Work task |
In the text about the album The Closer You Get..., what position did the album reach on the Billboard 200?

The Closer You Get... is the seventh studio album by American country music band Alabama, released in 1983. All three singles from this album — "The Closer You Get", "Lady Down on Love" and "Dixieland Delight" — reached Number One on the Hot Country Songs charts in 1983. "She Put the Sad in All His Songs" was also recorded by Ronnie Dunn (who formed the duo Brooks & Dunn with Kix Brooks in 1991) and was released by him as a single in 1983. The album itself reached No. 10 on the Billboard 200, becoming the band's highest-charting album. Considered a stylistic move towards a more pop-friendly sound, the album has been described as a mix of "easy listening" country pop and neotraditional country by AllMusic's Vik Iyengar.

The album was certified quadruple platinum by the Recording Industry Association of America.

Track listing

Personnel

Alabama 
 Randy Owen – lead vocals, electric guitar
 Jeff Cook – electric guitar, backing vocals, lead vocals (5, 10)
 Teddy Gentry – bass guitar, backing vocals, lead vocals (4, 9)

(Page segmentation data)
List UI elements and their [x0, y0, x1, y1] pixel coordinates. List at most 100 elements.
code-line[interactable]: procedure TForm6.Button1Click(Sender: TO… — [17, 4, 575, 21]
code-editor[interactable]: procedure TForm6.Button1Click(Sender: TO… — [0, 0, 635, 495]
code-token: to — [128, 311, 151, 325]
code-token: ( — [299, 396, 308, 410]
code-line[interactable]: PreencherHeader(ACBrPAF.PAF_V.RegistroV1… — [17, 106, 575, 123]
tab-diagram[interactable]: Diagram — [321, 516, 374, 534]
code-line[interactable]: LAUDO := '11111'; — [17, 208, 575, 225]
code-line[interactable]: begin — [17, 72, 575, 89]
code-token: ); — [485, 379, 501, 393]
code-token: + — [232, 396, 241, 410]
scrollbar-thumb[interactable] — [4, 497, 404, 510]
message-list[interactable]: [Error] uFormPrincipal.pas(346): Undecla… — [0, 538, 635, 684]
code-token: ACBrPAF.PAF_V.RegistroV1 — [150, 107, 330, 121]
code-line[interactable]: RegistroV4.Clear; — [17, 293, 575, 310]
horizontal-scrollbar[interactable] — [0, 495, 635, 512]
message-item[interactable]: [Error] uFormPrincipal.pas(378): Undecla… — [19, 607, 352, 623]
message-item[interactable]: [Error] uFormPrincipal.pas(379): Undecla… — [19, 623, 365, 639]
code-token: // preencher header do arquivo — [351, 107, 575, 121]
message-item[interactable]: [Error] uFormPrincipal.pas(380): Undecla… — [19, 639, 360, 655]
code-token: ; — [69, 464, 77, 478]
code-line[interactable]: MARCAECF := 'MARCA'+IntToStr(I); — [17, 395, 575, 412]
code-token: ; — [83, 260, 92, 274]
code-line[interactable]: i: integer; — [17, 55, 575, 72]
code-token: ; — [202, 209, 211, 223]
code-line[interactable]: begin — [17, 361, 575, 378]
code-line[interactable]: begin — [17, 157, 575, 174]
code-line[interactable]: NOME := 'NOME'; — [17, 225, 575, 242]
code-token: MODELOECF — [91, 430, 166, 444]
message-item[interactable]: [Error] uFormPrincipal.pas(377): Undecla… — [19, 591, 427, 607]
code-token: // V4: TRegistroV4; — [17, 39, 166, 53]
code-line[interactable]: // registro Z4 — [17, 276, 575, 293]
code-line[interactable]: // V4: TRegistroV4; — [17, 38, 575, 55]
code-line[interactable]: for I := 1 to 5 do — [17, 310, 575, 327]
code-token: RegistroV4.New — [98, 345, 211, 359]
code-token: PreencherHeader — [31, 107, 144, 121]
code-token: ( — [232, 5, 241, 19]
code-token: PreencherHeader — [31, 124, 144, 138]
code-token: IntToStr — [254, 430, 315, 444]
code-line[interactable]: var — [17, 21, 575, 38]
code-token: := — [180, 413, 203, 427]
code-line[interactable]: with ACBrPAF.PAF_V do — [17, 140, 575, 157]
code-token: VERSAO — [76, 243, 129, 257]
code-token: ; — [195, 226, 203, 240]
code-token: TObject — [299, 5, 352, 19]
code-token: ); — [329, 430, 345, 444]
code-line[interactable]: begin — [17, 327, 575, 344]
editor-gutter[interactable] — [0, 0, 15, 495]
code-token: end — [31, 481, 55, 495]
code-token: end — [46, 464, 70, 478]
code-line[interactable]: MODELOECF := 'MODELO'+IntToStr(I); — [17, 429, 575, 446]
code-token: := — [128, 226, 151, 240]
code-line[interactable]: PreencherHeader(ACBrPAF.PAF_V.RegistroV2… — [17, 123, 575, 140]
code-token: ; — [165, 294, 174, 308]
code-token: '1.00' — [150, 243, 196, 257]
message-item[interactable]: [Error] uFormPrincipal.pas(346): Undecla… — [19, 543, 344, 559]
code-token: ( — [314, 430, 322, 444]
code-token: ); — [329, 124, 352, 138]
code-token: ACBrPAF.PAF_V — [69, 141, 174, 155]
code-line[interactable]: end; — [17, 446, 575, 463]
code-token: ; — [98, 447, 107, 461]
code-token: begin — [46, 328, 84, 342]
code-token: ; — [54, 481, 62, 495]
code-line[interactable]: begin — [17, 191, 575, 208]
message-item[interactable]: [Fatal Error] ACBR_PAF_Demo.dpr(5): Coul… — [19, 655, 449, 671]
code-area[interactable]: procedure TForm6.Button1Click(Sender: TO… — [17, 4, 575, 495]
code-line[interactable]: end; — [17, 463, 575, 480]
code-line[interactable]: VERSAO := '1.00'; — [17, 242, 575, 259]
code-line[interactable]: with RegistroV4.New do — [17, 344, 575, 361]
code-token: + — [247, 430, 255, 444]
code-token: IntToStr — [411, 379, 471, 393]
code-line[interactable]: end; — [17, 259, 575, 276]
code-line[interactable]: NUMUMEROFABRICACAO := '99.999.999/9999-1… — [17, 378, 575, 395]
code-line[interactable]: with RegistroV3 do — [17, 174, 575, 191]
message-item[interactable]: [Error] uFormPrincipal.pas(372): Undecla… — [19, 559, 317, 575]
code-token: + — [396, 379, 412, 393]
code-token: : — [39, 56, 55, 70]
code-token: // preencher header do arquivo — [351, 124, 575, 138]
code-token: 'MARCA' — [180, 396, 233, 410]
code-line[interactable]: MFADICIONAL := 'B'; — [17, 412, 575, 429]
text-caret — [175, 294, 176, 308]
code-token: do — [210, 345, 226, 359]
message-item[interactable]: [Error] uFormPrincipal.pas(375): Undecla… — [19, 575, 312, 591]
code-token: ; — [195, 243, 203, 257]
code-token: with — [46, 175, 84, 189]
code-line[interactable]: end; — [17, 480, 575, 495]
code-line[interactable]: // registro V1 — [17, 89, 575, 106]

Expected answer |
No. 10